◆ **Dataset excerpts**
— Begin —
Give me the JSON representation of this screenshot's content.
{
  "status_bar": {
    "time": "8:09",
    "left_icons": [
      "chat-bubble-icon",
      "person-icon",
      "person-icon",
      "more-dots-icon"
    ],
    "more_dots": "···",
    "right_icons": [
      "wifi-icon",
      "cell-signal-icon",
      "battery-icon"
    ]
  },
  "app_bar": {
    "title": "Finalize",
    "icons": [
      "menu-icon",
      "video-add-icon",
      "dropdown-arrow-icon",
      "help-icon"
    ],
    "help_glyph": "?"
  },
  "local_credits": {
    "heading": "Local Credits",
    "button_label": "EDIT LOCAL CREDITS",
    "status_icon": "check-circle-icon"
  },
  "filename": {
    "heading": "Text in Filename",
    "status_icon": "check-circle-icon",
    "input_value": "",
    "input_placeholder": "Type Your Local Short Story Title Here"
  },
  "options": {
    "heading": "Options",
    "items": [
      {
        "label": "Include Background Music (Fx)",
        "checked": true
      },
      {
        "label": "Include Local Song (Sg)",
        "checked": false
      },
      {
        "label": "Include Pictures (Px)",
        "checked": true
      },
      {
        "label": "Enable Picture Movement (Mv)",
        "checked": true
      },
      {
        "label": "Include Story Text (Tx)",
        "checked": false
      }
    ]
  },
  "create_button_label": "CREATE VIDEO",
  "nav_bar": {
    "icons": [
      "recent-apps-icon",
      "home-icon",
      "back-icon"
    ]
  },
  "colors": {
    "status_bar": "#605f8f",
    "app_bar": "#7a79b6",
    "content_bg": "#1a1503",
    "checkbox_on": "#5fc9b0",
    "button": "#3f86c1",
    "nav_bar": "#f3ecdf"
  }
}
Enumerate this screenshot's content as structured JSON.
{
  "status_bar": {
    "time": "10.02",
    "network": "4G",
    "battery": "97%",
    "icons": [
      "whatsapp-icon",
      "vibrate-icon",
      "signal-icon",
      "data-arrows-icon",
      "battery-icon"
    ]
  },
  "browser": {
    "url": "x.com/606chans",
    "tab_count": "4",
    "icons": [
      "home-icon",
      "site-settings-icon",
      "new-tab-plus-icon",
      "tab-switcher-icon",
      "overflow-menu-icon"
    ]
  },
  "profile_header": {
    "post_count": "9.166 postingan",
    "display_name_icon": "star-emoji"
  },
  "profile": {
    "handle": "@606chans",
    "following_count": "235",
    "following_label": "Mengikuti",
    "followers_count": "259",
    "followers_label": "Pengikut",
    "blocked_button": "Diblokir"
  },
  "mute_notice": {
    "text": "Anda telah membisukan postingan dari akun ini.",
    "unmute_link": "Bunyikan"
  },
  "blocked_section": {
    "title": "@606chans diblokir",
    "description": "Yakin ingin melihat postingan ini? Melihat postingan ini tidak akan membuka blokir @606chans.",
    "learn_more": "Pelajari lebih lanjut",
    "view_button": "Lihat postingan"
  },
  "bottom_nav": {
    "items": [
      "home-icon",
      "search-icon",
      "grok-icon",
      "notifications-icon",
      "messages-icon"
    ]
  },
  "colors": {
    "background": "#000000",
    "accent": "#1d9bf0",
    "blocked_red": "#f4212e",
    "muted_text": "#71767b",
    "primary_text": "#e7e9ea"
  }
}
— End —
◆ **Exercise description**
Copy the data above in full, character for character.

◆ **Problem solution**
Give me the JSON representation of this screenshot's content.
{
  "status_bar": {
    "time": "8:09",
    "left_icons": [
      "chat-bubble-icon",
      "person-icon",
      "person-icon",
      "more-dots-icon"
    ],
    "more_dots": "···",
    "right_icons": [
      "wifi-icon",
      "cell-signal-icon",
      "battery-icon"
    ]
  },
  "app_bar": {
    "title": "Finalize",
    "icons": [
      "menu-icon",
      "video-add-icon",
      "dropdown-arrow-icon",
      "help-icon"
    ],
    "help_glyph": "?"
  },
  "local_credits": {
    "heading": "Local Credits",
    "button_label": "EDIT LOCAL CREDITS",
    "status_icon": "check-circle-icon"
  },
  "filename": {
    "heading": "Text in Filename",
    "status_icon": "check-circle-icon",
    "input_value": "",
    "input_placeholder": "Type Your Local Short Story Title Here"
  },
  "options": {
    "heading": "Options",
    "items": [
      {
        "label": "Include Background Music (Fx)",
        "checked": true
      },
      {
        "label": "Include Local Song (Sg)",
        "checked": false
      },
      {
        "label": "Include Pictures (Px)",
        "checked": true
      },
      {
        "label": "Enable Picture Movement (Mv)",
        "checked": true
      },
      {
        "label": "Include Story Text (Tx)",
        "checked": false
      }
    ]
  },
  "create_button_label": "CREATE VIDEO",
  "nav_bar": {
    "icons": [
      "recent-apps-icon",
      "home-icon",
      "back-icon"
    ]
  },
  "colors": {
    "status_bar": "#605f8f",
    "app_bar": "#7a79b6",
    "content_bg": "#1a1503",
    "checkbox_on": "#5fc9b0",
    "button": "#3f86c1",
    "nav_bar": "#f3ecdf"
  }
}
Enumerate this screenshot's content as structured JSON.
{
  "status_bar": {
    "time": "10.02",
    "network": "4G",
    "battery": "97%",
    "icons": [
      "whatsapp-icon",
      "vibrate-icon",
      "signal-icon",
      "data-arrows-icon",
      "battery-icon"
    ]
  },
  "browser": {
    "url": "x.com/606chans",
    "tab_count": "4",
    "icons": [
      "home-icon",
      "site-settings-icon",
      "new-tab-plus-icon",
      "tab-switcher-icon",
      "overflow-menu-icon"
    ]
  },
  "profile_header": {
    "post_count": "9.166 postingan",
    "display_name_icon": "star-emoji"
  },
  "profile": {
    "handle": "@606chans",
    "following_count": "235",
    "following_label": "Mengikuti",
    "followers_count": "259",
    "followers_label": "Pengikut",
    "blocked_button": "Diblokir"
  },
  "mute_notice": {
    "text": "Anda telah membisukan postingan dari akun ini.",
    "unmute_link": "Bunyikan"
  },
  "blocked_section": {
    "title": "@606chans diblokir",
    "description": "Yakin ingin melihat postingan ini? Melihat postingan ini tidak akan membuka blokir @606chans.",
    "learn_more": "Pelajari lebih lanjut",
    "view_button": "Lihat postingan"
  },
  "bottom_nav": {
    "items": [
      "home-icon",
      "search-icon",
      "grok-icon",
      "notifications-icon",
      "messages-icon"
    ]
  },
  "colors": {
    "background": "#000000",
    "accent": "#1d9bf0",
    "blocked_red": "#f4212e",
    "muted_text": "#71767b",
    "primary_text": "#e7e9ea"
  }
}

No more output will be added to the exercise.